WRITTEN EXERCISE: Search the material below for the word "research". Copy every line that has it.

INFORMATION SHOWN:
★ ★ ★ ★ ★ ★ ★

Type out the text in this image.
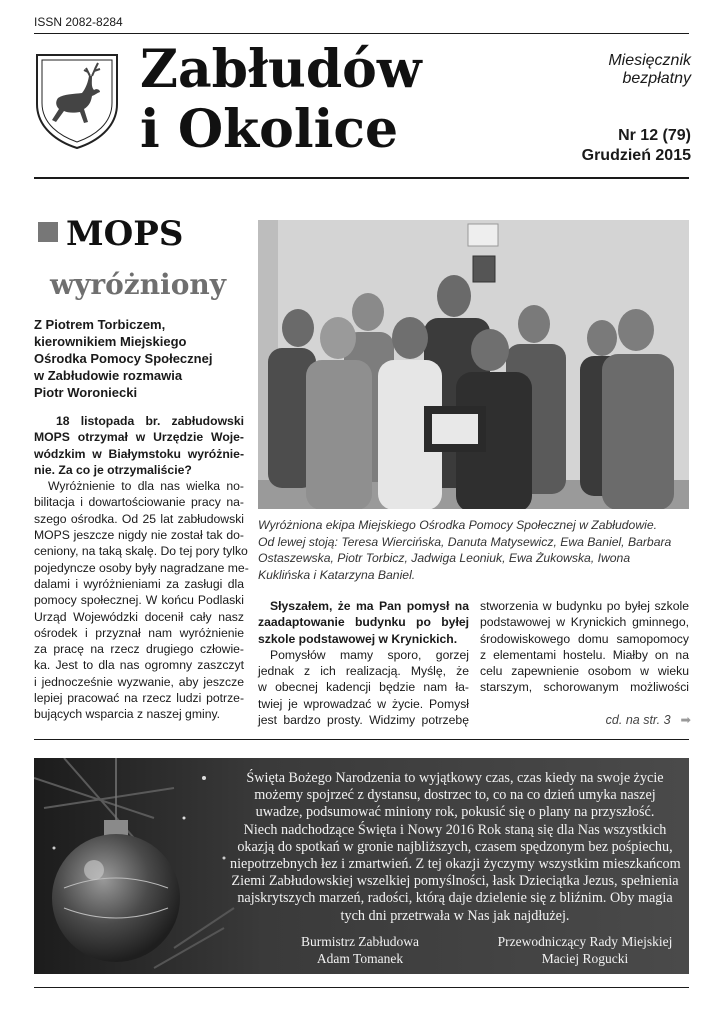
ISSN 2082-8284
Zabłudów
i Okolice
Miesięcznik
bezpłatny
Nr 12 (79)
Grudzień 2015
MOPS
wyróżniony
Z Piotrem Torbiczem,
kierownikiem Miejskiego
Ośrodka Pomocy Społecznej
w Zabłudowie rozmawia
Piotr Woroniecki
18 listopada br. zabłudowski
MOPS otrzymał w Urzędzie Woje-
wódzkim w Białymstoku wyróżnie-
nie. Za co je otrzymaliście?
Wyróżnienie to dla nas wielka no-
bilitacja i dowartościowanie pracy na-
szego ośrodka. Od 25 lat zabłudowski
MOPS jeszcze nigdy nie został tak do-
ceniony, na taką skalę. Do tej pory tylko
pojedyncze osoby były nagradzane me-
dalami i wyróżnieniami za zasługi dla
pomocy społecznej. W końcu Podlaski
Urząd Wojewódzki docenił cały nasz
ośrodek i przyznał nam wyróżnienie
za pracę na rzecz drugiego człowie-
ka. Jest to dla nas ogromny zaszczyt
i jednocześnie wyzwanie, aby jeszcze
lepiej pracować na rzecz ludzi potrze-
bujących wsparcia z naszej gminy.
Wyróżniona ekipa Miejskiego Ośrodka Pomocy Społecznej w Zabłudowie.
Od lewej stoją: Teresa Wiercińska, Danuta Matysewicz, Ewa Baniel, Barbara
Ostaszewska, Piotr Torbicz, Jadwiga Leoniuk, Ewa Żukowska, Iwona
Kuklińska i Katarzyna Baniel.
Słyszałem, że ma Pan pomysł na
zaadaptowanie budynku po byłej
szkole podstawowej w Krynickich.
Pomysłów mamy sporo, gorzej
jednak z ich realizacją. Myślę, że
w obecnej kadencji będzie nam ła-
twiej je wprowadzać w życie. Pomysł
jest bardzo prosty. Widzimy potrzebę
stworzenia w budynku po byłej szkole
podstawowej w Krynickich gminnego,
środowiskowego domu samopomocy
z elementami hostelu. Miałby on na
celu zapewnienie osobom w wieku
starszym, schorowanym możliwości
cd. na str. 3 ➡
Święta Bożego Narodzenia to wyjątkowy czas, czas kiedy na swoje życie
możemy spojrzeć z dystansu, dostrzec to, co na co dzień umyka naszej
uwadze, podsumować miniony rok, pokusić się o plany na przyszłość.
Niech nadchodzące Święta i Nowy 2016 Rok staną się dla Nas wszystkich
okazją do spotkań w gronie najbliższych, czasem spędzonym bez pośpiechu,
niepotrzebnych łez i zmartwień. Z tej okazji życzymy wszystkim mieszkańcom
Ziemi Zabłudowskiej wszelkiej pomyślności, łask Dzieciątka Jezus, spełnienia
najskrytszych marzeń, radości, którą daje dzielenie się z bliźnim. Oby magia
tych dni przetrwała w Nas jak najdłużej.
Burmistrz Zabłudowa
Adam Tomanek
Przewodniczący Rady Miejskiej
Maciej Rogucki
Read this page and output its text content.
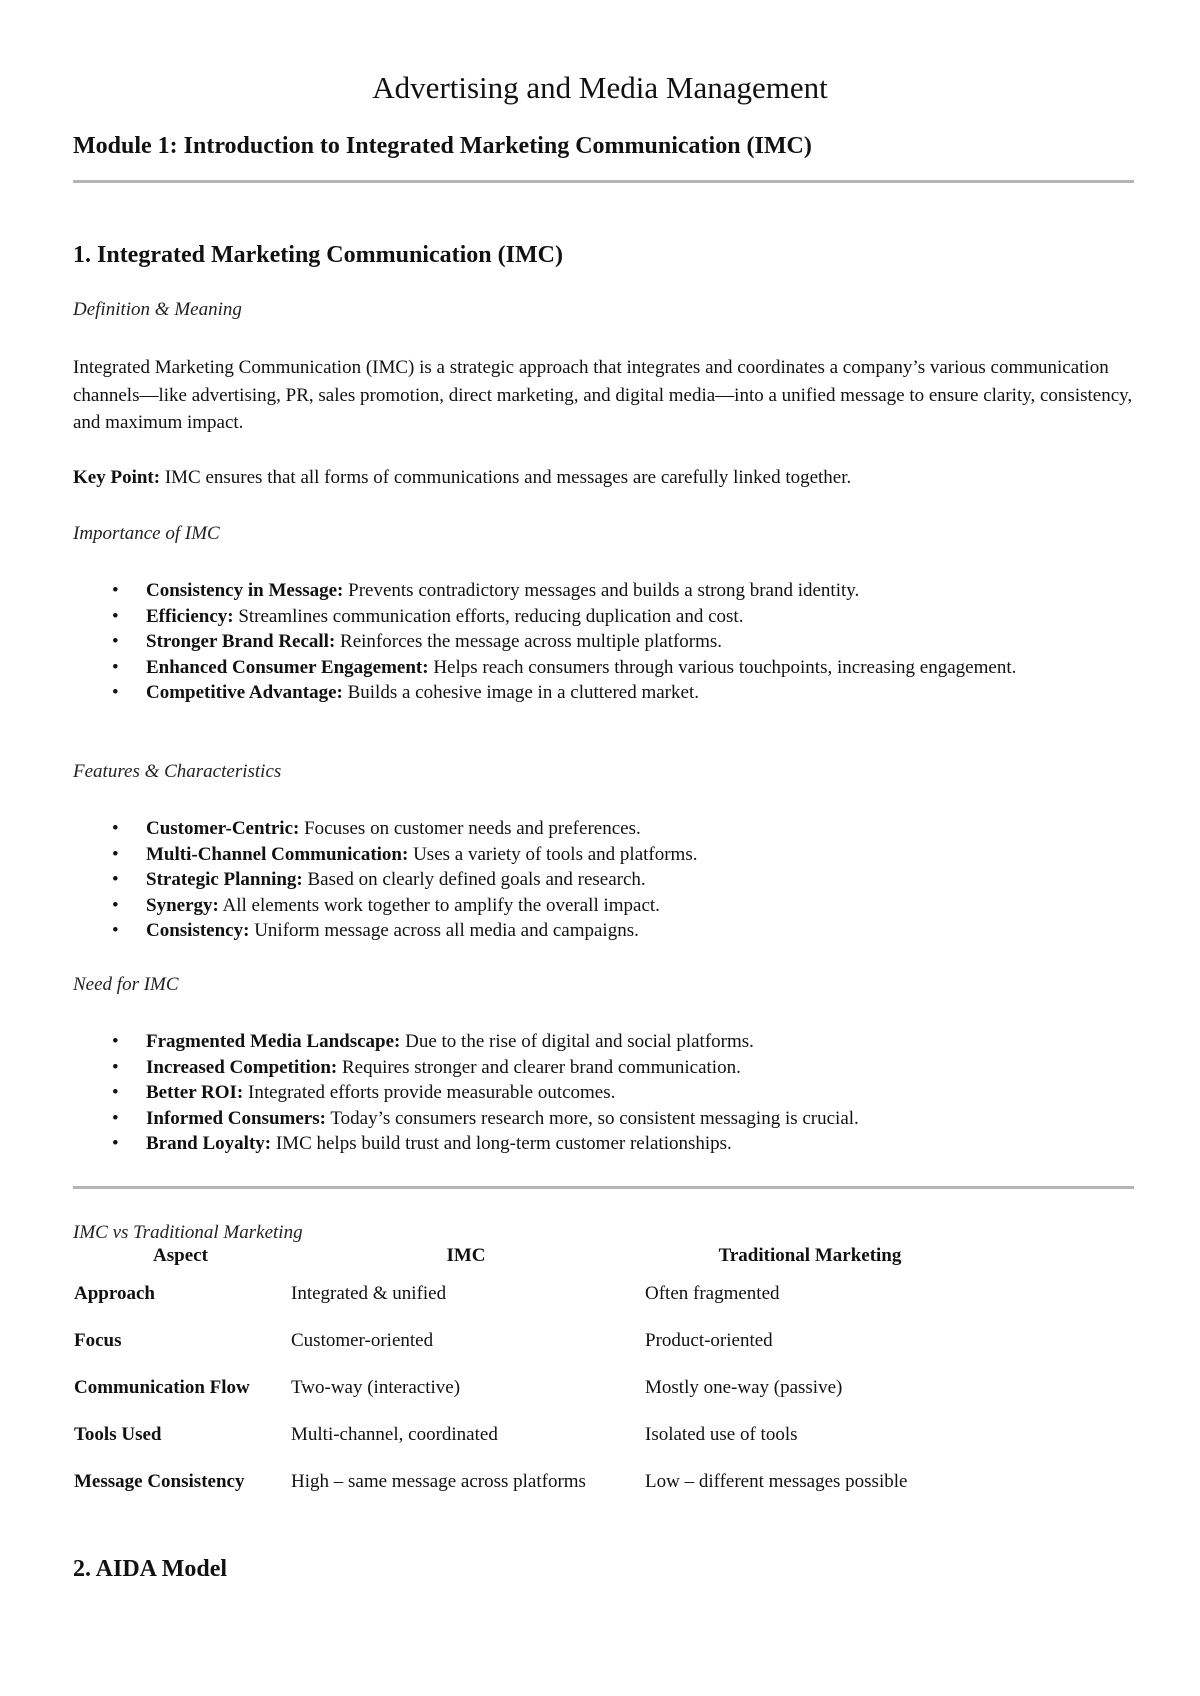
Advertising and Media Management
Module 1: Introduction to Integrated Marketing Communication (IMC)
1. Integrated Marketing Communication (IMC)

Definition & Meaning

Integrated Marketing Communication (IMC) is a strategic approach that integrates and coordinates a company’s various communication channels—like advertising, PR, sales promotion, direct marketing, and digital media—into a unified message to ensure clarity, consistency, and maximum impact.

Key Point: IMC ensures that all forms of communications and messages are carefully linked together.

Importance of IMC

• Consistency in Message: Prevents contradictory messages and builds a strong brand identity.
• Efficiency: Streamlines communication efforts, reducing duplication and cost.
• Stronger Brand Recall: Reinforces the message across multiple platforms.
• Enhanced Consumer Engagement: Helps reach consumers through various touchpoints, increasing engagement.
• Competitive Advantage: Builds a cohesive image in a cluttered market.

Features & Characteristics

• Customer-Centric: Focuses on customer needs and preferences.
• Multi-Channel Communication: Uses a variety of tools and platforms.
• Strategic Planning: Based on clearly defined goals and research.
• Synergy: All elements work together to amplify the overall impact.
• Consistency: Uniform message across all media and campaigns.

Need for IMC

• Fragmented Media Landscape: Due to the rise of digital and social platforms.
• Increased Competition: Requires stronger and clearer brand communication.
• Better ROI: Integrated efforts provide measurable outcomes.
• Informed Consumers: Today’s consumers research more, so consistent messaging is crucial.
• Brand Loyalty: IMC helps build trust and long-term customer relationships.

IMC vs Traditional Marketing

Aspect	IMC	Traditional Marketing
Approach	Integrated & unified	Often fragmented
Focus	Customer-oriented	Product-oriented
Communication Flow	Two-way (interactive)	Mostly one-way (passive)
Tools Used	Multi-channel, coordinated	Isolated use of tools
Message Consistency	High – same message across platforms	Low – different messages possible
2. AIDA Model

★ ★ ★ ★ ★ ★ ★

FINISHED EXERCISE:
• Strategic Planning: Based on clearly defined goals and research.
• Informed Consumers: Today’s consumers research more, so consistent messaging is crucial.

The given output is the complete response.